+++ AVAILABLE DATA +++

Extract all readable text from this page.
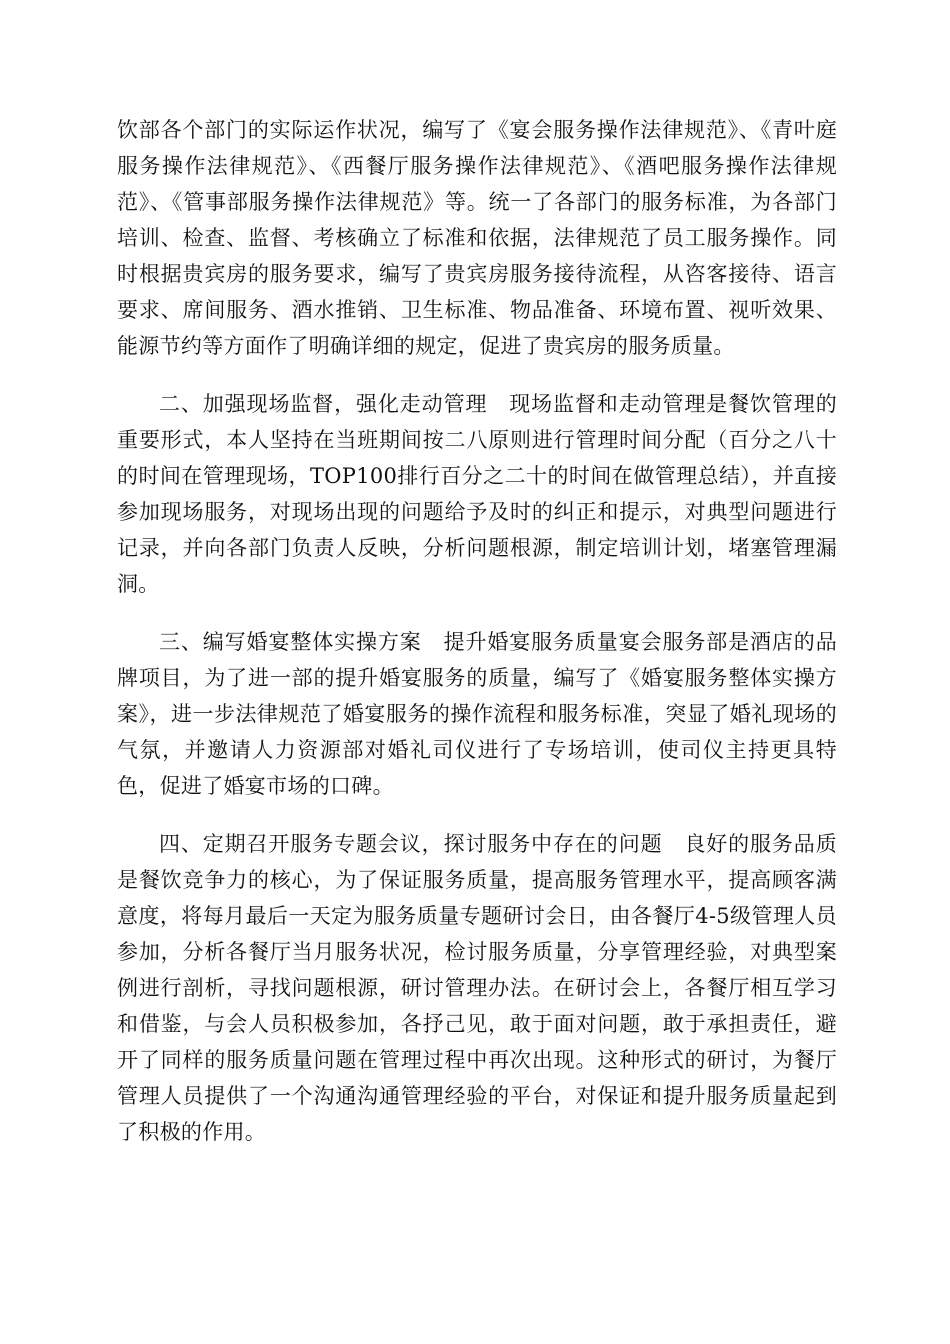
饮部各个部门的实际运作状况，编写了《宴会服务操作法律规范》、《青叶庭服务操作法律规范》、《西餐厅服务操作法律规范》、《酒吧服务操作法律规范》、《管事部服务操作法律规范》等。统一了各部门的服务标准，为各部门培训、检查、监督、考核确立了标准和依据，法律规范了员工服务操作。同时根据贵宾房的服务要求，编写了贵宾房服务接待流程，从咨客接待、语言要求、席间服务、酒水推销、卫生标准、物品准备、环境布置、视听效果、能源节约等方面作了明确详细的规定，促进了贵宾房的服务质量。

二、加强现场监督，强化走动管理　现场监督和走动管理是餐饮管理的重要形式，本人坚持在当班期间按二八原则进行管理时间分配（百分之八十的时间在管理现场，TOP100排行百分之二十的时间在做管理总结），并直接参加现场服务，对现场出现的问题给予及时的纠正和提示，对典型问题进行记录，并向各部门负责人反映，分析问题根源，制定培训计划，堵塞管理漏洞。

三、编写婚宴整体实操方案　提升婚宴服务质量宴会服务部是酒店的品牌项目，为了进一部的提升婚宴服务的质量，编写了《婚宴服务整体实操方案》，进一步法律规范了婚宴服务的操作流程和服务标准，突显了婚礼现场的气氛，并邀请人力资源部对婚礼司仪进行了专场培训，使司仪主持更具特色，促进了婚宴市场的口碑。

四、定期召开服务专题会议，探讨服务中存在的问题　良好的服务品质是餐饮竞争力的核心，为了保证服务质量，提高服务管理水平，提高顾客满意度，将每月最后一天定为服务质量专题研讨会日，由各餐厅4-5级管理人员参加，分析各餐厅当月服务状况，检讨服务质量，分享管理经验，对典型案例进行剖析，寻找问题根源，研讨管理办法。在研讨会上，各餐厅相互学习和借鉴，与会人员积极参加，各抒己见，敢于面对问题，敢于承担责任，避开了同样的服务质量问题在管理过程中再次出现。这种形式的研讨，为餐厅管理人员提供了一个沟通沟通管理经验的平台，对保证和提升服务质量起到了积极的作用。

+++

YOUR TASK
Print the complete listing exactly, apart from any pictures.

EXERCISE SOLUTION
Extract all readable text from this page.
饮部各个部门的实际运作状况，编写了《宴会服务操作法律规范》、《青叶庭服务操作法律规范》、《西餐厅服务操作法律规范》、《酒吧服务操作法律规范》、《管事部服务操作法律规范》等。统一了各部门的服务标准，为各部门培训、检查、监督、考核确立了标准和依据，法律规范了员工服务操作。同时根据贵宾房的服务要求，编写了贵宾房服务接待流程，从咨客接待、语言要求、席间服务、酒水推销、卫生标准、物品准备、环境布置、视听效果、能源节约等方面作了明确详细的规定，促进了贵宾房的服务质量。

二、加强现场监督，强化走动管理　现场监督和走动管理是餐饮管理的重要形式，本人坚持在当班期间按二八原则进行管理时间分配（百分之八十的时间在管理现场，TOP100排行百分之二十的时间在做管理总结），并直接参加现场服务，对现场出现的问题给予及时的纠正和提示，对典型问题进行记录，并向各部门负责人反映，分析问题根源，制定培训计划，堵塞管理漏洞。

三、编写婚宴整体实操方案　提升婚宴服务质量宴会服务部是酒店的品牌项目，为了进一部的提升婚宴服务的质量，编写了《婚宴服务整体实操方案》，进一步法律规范了婚宴服务的操作流程和服务标准，突显了婚礼现场的气氛，并邀请人力资源部对婚礼司仪进行了专场培训，使司仪主持更具特色，促进了婚宴市场的口碑。

四、定期召开服务专题会议，探讨服务中存在的问题　良好的服务品质是餐饮竞争力的核心，为了保证服务质量，提高服务管理水平，提高顾客满意度，将每月最后一天定为服务质量专题研讨会日，由各餐厅4-5级管理人员参加，分析各餐厅当月服务状况，检讨服务质量，分享管理经验，对典型案例进行剖析，寻找问题根源，研讨管理办法。在研讨会上，各餐厅相互学习和借鉴，与会人员积极参加，各抒己见，敢于面对问题，敢于承担责任，避开了同样的服务质量问题在管理过程中再次出现。这种形式的研讨，为餐厅管理人员提供了一个沟通沟通管理经验的平台，对保证和提升服务质量起到了积极的作用。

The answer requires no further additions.